• _What is needed_:
Give the number of lines that include the word "linestyle", and nothing else.

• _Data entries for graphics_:
┌────────
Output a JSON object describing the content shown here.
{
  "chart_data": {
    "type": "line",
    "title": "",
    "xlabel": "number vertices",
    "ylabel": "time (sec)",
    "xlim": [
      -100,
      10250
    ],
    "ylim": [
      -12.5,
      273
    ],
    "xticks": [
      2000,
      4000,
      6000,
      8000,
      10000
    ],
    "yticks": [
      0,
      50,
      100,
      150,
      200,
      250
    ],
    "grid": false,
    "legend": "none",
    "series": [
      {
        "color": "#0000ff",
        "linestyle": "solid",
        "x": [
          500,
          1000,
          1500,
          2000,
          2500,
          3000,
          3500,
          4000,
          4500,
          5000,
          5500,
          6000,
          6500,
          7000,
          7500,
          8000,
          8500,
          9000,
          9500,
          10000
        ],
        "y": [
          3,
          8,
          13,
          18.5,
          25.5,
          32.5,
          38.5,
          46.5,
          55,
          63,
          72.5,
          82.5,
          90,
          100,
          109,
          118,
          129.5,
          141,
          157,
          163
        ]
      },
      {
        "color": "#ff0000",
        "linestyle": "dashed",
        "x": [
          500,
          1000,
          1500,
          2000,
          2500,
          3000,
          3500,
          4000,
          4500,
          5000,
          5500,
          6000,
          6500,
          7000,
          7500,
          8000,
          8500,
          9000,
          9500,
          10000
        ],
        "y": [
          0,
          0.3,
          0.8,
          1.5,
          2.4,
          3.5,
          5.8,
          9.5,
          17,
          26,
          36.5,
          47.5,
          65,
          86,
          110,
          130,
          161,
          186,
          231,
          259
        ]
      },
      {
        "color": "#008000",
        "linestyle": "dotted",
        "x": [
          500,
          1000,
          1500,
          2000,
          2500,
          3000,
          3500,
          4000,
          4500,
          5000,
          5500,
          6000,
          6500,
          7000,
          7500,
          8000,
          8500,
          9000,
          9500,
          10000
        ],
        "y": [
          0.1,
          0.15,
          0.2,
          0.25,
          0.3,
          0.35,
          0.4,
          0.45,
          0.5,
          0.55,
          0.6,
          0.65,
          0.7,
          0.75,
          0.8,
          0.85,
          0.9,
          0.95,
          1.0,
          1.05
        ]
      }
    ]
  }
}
└────────
• _Task result_:
3